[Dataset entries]
━━━━━━━━━━

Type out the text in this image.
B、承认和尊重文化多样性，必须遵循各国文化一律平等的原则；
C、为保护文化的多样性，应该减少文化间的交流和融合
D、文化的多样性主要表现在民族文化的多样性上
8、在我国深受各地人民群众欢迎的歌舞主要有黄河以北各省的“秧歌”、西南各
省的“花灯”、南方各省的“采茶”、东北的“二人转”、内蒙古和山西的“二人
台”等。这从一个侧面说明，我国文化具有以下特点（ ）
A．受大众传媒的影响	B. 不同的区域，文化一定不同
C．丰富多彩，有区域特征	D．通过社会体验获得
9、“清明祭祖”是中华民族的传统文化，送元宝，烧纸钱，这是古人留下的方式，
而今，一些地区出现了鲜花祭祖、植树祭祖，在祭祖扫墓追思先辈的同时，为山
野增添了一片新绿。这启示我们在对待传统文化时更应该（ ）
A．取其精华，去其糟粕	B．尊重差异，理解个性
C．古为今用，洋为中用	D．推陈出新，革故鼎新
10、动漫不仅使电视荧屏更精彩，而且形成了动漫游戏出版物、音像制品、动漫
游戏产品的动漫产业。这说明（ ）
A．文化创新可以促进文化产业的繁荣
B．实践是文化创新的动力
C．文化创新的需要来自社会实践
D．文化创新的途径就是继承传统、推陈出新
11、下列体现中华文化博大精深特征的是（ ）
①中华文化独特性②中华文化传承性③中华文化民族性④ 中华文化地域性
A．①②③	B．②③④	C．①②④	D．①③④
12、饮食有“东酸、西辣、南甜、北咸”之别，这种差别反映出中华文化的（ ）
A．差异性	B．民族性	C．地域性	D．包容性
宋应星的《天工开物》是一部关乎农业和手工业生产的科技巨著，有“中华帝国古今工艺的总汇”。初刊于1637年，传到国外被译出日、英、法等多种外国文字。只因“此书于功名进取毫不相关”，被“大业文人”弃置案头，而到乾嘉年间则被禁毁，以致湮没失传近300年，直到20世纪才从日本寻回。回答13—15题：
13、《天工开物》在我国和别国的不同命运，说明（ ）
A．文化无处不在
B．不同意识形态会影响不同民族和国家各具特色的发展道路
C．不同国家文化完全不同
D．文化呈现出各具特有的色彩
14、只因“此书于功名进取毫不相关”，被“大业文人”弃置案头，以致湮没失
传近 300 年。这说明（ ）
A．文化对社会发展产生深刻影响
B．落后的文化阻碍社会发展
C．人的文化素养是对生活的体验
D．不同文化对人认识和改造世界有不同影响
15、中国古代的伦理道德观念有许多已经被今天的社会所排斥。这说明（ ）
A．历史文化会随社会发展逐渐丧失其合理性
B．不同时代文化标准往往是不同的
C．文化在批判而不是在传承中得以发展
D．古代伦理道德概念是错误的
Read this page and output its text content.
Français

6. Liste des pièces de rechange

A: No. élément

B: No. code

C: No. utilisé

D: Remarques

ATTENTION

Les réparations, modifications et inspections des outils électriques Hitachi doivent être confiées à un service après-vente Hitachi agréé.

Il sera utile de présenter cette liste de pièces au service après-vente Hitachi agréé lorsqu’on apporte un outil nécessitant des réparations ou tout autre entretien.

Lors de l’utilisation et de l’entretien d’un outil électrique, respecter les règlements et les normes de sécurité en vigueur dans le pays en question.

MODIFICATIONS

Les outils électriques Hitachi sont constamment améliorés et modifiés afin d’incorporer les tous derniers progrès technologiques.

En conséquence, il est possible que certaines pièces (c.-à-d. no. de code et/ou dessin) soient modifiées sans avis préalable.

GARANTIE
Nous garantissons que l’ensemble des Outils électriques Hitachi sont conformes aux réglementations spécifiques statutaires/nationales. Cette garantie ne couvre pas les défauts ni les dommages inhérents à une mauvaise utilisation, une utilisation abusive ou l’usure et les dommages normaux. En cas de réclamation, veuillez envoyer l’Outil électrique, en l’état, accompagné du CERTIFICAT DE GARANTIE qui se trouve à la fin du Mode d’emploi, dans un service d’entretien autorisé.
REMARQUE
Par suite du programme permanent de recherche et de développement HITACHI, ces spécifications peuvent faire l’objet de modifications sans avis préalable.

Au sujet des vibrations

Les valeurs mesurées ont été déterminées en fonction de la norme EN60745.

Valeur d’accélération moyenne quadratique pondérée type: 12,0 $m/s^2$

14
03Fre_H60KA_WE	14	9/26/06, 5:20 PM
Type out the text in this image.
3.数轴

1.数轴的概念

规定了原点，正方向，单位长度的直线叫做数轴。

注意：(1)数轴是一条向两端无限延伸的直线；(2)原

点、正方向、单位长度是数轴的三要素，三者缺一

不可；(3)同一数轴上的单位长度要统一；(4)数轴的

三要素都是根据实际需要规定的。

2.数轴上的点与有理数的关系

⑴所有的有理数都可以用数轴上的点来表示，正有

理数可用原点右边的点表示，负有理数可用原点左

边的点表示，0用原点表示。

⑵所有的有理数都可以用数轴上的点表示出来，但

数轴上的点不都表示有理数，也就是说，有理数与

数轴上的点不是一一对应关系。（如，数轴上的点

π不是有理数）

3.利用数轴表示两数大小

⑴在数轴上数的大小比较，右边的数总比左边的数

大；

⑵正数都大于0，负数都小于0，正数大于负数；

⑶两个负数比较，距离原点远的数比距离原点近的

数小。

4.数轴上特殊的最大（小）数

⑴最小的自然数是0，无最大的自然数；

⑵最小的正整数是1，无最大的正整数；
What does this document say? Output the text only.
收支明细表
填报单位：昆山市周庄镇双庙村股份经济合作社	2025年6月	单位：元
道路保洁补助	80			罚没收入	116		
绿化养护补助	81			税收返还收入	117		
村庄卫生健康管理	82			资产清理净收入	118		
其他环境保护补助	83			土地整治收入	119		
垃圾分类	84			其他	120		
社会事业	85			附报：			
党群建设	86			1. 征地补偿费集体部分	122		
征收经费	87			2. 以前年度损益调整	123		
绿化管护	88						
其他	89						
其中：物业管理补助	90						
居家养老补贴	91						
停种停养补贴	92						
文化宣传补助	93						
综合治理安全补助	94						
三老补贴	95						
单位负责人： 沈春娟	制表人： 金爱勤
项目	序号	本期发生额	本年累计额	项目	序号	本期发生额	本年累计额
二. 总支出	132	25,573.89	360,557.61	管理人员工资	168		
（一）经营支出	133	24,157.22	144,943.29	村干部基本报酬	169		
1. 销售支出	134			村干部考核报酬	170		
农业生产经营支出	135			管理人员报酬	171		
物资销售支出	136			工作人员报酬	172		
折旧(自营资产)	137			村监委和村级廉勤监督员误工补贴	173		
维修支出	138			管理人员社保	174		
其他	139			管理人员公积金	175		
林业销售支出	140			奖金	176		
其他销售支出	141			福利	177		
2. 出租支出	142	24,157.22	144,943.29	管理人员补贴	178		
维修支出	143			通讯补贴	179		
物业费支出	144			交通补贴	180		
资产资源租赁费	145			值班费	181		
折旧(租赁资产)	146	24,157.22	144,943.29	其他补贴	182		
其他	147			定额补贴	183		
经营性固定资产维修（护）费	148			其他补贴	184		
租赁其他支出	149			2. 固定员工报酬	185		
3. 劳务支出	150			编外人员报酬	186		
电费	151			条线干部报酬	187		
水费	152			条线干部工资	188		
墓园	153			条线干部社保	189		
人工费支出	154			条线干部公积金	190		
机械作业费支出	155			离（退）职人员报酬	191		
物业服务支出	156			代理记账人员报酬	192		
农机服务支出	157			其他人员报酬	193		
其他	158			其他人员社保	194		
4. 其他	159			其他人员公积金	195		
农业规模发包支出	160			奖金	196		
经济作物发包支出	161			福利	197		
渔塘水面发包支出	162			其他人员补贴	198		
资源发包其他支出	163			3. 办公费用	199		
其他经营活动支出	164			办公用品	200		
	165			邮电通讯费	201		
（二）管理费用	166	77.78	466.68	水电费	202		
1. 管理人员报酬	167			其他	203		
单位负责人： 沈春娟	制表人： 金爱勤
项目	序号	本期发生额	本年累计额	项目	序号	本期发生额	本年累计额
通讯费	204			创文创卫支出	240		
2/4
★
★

━━━━━━━━━━

**Given task:**
Find all the lines containing "this" in the material, then copy them.

**Correct result:**
Type out the text in this image.
Read this page and output its text content.
Type out the text in this image.
What does this document say? Output the text only.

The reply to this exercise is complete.